==== INFORMATION SHOWN

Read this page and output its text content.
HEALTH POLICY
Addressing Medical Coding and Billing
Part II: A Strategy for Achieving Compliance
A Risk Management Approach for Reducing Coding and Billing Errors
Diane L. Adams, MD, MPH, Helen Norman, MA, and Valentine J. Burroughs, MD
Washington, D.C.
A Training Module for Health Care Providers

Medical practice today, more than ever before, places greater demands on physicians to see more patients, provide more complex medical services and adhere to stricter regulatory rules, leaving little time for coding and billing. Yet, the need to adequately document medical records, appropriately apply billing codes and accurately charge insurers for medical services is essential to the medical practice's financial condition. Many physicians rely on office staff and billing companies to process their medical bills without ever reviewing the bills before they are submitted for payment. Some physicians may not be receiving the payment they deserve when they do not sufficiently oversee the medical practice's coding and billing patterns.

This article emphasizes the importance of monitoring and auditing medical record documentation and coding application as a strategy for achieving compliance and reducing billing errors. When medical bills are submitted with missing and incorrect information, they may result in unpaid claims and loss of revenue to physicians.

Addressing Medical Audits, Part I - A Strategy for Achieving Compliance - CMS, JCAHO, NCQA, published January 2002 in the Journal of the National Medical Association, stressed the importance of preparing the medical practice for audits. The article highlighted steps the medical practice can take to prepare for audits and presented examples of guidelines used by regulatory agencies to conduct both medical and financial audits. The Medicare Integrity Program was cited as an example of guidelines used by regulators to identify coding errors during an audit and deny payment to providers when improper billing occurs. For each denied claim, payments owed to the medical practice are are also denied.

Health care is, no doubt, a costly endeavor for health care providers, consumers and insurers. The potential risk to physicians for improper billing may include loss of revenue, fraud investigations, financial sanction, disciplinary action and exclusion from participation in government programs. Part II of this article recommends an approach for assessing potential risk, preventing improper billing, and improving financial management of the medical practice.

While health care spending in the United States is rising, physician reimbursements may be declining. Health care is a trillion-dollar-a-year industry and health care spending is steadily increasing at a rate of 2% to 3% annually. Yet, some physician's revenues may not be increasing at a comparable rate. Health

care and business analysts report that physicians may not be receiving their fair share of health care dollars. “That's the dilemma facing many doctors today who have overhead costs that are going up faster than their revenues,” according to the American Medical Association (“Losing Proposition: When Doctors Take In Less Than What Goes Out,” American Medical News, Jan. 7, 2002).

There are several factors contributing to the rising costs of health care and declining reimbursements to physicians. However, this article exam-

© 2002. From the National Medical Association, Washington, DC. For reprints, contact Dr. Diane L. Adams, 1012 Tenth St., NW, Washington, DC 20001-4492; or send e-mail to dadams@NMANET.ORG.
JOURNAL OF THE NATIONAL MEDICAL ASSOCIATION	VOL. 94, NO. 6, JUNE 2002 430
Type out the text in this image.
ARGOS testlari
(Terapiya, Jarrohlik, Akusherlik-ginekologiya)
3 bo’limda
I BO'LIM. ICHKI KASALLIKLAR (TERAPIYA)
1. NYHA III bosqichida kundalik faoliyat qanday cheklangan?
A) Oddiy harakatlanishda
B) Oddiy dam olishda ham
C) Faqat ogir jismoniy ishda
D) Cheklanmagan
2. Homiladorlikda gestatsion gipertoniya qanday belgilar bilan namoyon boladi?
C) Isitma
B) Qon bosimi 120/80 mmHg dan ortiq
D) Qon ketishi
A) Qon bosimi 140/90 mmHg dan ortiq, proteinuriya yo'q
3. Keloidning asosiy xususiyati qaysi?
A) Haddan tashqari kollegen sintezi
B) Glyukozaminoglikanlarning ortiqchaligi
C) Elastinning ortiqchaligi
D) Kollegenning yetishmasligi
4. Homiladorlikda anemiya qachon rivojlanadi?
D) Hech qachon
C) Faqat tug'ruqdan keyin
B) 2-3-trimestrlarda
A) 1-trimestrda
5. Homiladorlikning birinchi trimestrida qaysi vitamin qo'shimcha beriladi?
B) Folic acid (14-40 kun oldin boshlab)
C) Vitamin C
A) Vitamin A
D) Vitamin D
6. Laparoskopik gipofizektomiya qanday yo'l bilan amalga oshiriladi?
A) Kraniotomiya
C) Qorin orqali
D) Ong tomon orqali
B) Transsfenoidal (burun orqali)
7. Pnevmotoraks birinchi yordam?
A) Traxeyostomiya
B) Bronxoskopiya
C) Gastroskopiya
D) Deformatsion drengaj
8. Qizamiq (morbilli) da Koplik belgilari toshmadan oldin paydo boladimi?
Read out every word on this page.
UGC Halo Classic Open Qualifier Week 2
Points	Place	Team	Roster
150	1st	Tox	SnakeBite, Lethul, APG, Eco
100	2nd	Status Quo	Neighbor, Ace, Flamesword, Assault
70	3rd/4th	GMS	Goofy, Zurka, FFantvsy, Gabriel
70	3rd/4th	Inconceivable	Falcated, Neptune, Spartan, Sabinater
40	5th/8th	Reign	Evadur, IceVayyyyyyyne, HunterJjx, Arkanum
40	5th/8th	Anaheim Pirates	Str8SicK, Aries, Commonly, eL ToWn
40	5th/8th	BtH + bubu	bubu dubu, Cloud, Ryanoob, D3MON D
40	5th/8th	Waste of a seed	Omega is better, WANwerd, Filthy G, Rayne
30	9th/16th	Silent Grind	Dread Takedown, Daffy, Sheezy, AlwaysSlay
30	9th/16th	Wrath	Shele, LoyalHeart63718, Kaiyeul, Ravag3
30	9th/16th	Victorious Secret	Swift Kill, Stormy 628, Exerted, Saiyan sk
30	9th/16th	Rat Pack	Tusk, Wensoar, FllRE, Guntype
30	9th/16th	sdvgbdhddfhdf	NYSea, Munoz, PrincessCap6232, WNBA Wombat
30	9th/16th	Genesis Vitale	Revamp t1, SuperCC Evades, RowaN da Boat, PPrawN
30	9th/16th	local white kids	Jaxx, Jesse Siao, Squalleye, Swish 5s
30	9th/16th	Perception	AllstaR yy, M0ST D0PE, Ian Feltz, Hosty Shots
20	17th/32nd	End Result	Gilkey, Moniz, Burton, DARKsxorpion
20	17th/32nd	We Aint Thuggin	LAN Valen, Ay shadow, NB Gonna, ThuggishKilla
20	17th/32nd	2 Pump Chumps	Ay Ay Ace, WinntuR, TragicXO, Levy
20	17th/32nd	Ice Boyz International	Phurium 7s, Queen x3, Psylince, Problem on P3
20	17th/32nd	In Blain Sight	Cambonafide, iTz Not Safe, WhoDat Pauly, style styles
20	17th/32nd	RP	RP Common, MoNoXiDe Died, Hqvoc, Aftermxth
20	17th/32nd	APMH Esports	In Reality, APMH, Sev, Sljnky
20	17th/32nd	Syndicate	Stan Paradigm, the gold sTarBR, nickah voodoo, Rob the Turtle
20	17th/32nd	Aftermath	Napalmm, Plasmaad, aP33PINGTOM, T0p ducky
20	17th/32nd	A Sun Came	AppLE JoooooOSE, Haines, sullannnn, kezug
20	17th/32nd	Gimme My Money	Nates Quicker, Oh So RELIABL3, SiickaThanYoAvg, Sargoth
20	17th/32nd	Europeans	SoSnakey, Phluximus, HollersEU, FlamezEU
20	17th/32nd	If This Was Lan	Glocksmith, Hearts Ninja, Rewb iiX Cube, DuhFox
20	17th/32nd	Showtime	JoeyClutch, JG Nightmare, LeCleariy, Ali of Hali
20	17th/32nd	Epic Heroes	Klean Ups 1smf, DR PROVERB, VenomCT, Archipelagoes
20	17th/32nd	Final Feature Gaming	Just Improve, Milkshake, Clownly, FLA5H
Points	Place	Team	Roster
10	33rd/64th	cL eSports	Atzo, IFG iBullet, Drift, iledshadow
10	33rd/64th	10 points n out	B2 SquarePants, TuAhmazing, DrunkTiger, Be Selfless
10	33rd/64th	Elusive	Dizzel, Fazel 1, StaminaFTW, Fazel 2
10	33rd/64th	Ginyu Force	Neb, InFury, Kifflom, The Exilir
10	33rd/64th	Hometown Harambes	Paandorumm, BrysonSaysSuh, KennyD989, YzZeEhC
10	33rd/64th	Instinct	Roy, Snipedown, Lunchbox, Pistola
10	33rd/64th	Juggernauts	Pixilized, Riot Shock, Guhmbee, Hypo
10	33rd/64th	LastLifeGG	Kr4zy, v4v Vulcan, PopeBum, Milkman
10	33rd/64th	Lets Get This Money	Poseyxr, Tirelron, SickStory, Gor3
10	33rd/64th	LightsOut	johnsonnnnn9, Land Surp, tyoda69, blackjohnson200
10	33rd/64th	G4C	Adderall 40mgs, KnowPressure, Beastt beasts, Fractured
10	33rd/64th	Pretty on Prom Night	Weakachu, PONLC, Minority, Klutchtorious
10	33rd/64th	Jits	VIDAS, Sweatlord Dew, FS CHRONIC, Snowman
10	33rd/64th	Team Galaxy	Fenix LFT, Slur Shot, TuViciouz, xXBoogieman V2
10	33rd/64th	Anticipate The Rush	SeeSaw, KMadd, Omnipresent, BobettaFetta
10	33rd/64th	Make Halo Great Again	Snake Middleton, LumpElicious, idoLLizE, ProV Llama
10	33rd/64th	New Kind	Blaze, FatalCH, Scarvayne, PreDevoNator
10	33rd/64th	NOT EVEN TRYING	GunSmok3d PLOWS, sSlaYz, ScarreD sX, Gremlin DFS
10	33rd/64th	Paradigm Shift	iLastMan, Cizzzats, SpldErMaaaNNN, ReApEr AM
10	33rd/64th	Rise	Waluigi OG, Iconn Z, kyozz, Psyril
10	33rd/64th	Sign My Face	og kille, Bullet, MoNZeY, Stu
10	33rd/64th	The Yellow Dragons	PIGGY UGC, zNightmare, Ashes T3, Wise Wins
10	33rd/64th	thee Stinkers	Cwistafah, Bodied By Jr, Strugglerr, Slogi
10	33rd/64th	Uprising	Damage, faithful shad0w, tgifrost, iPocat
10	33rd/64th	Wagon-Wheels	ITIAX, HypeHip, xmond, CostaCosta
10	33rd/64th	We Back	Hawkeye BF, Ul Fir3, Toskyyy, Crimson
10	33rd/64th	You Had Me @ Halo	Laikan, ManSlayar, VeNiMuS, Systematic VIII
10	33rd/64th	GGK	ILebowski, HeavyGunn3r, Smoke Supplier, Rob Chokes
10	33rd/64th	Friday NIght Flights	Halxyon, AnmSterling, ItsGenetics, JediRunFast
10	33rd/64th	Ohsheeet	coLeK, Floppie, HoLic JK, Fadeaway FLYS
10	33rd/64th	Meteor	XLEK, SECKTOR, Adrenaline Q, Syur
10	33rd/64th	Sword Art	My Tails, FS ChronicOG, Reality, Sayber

========

◆ PROBLEM STATEMENT
Out of the entries, report each line that contains the word "revenues".

◆ WRITTEN RESPONSE
While health care spending in the United States is rising, physician reimbursements may be declining. Health care is a trillion-dollar-a-year industry and health care spending is steadily increasing at a rate of 2% to 3% annually. Yet, some physician's revenues may not be increasing at a comparable rate. Health
care and business analysts report that physicians may not be receiving their fair share of health care dollars. “That's the dilemma facing many doctors today who have overhead costs that are going up faster than their revenues,” according to the American Medical Association (“Losing Proposition: When Doctors Take In Less Than What Goes Out,” American Medical News, Jan. 7, 2002).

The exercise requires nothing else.